* Start DATA TO PROCESS *

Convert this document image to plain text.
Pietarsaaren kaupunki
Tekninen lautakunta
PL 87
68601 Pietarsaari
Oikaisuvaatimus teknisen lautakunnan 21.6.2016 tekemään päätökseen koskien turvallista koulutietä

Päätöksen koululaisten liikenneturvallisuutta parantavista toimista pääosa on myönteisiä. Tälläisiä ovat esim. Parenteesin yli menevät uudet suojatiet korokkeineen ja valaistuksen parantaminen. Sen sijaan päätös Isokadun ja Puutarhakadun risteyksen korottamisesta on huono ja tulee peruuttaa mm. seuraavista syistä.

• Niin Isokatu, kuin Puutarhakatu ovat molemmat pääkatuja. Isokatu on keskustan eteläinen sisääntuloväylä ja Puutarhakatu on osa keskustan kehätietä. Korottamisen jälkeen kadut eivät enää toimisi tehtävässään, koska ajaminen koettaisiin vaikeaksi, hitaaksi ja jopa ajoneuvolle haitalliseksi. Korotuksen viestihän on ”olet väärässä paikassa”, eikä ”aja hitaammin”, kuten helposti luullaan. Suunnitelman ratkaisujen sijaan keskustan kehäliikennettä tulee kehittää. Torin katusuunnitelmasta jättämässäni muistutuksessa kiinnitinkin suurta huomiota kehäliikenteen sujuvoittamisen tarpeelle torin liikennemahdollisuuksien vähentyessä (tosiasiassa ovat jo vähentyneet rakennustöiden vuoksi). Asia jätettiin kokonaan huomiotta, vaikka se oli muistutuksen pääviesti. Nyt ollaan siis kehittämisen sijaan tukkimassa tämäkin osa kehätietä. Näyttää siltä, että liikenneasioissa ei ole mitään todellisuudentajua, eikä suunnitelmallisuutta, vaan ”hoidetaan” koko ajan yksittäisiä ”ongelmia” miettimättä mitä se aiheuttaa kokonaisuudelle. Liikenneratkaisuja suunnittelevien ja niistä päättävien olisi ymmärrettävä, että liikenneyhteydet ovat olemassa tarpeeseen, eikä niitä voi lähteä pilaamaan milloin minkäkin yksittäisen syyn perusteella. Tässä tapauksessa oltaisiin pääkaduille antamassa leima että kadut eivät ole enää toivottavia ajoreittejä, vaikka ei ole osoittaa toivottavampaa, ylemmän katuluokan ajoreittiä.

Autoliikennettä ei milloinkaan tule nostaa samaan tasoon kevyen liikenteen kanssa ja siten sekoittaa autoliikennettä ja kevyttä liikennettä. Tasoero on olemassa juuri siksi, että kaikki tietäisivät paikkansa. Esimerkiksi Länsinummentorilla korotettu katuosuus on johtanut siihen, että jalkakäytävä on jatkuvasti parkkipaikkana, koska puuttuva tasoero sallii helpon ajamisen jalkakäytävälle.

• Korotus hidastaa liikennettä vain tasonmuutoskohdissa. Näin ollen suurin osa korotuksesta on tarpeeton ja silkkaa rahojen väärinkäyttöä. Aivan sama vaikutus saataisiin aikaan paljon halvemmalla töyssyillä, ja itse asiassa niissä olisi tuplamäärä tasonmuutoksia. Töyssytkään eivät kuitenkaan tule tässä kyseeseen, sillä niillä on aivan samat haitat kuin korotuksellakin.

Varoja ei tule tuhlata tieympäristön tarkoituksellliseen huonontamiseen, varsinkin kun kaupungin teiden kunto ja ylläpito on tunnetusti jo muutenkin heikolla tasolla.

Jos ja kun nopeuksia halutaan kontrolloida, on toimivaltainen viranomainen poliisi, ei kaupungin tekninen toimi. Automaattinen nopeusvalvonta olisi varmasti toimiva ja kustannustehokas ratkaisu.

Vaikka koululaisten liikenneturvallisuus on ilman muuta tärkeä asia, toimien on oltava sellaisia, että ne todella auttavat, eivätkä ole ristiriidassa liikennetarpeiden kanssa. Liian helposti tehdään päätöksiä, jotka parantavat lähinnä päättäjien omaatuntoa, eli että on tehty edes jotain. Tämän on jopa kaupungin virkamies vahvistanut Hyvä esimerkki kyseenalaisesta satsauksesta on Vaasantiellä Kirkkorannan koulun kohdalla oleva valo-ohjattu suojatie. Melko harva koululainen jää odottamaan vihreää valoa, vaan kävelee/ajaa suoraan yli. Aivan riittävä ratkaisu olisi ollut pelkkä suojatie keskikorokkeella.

* End DATA TO PROCESS *

WHAT IS NEEDED - Within the entries above, how many lines contain "koululaisten"? Respond with the number only.

RESPONSE FOR THIS EXERCISE - 2